== Exercise task ==
Provide nothing beyond the count of lines that include the string "label".

== Exercise inputs ==
# # # # #

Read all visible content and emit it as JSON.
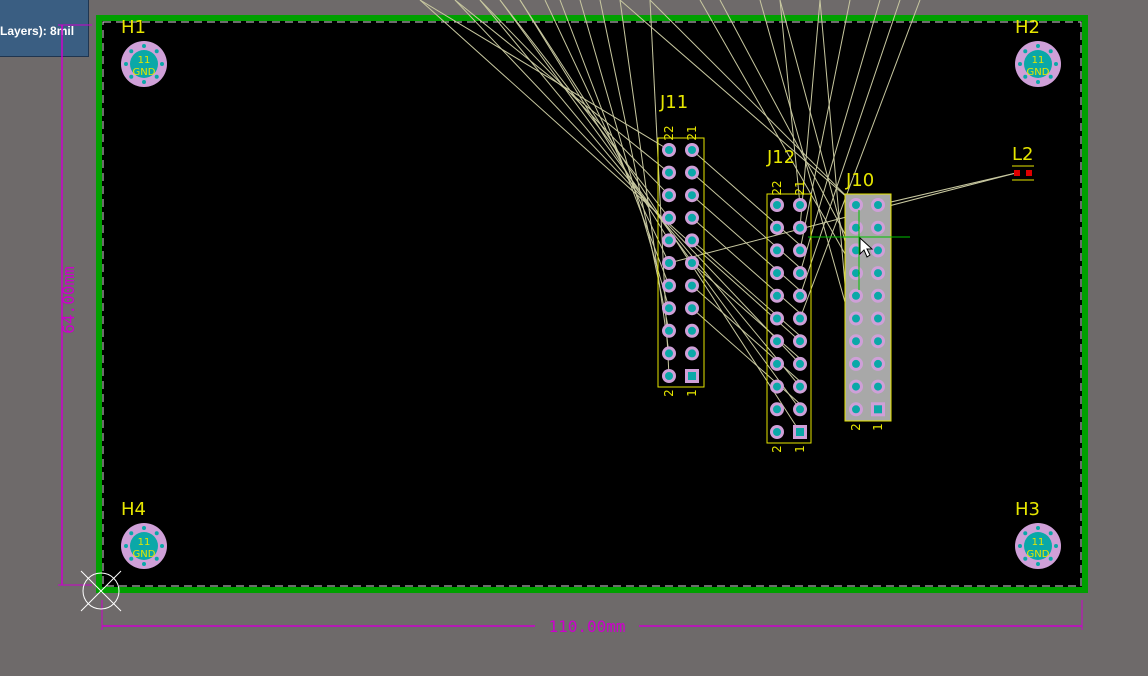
{
  "hud": {
    "rule_text": "Layers): 8mil"
  },
  "board": {
    "width_dim": "110.00mm",
    "height_dim": "64.00mm",
    "colors": {
      "background": "#6e6a6a",
      "board": "#000000",
      "outline": "#00a000",
      "dimension": "#cc00cc",
      "silk": "#e6e600",
      "pad_ring": "#cfa0d8",
      "pad_hole": "#0aa8a8",
      "ratsnest": "#c8c8a0"
    }
  },
  "mounting_holes": [
    {
      "ref": "H1",
      "net": "GND",
      "pin": "11"
    },
    {
      "ref": "H2",
      "net": "GND",
      "pin": "11"
    },
    {
      "ref": "H3",
      "net": "GND",
      "pin": "11"
    },
    {
      "ref": "H4",
      "net": "GND",
      "pin": "11"
    }
  ],
  "connectors": [
    {
      "ref": "J11",
      "pin_top_left": "22",
      "pin_top_right": "21",
      "pin_bottom_left": "2",
      "pin_bottom_right": "1",
      "rows": 11,
      "selected": false
    },
    {
      "ref": "J12",
      "pin_top_left": "22",
      "pin_top_right": "21",
      "pin_bottom_left": "2",
      "pin_bottom_right": "1",
      "rows": 11,
      "selected": false
    },
    {
      "ref": "J10",
      "pin_top_left": "",
      "pin_top_right": "",
      "pin_bottom_left": "2",
      "pin_bottom_right": "1",
      "rows": 10,
      "selected": true
    }
  ],
  "components": [
    {
      "ref": "L2"
    }
  ],
  "icons": {
    "origin": "origin-marker-icon",
    "cursor": "mouse-pointer-icon",
    "crosshair": "crosshair-icon"
  }
}
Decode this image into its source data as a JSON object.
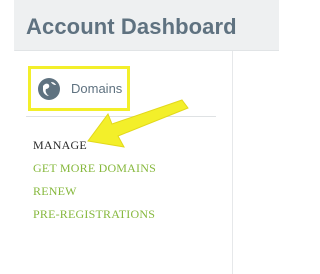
{
  "header": {
    "title": "Account Dashboard"
  },
  "product": {
    "label": "Domains",
    "icon": "domains-globe-icon"
  },
  "menu": {
    "items": [
      {
        "label": "MANAGE",
        "active": true
      },
      {
        "label": "GET MORE DOMAINS",
        "active": false
      },
      {
        "label": "RENEW",
        "active": false
      },
      {
        "label": "PRE-REGISTRATIONS",
        "active": false
      }
    ]
  },
  "annotation": {
    "highlight_color": "#f3ef2a",
    "arrow_color": "#f3ef2a",
    "points_to": "MANAGE"
  },
  "colors": {
    "title": "#5f7280",
    "link": "#86b83c",
    "active": "#2b2b2b",
    "header_bg": "#eef0f1"
  }
}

# # # # #

== Output for this exercise ==
5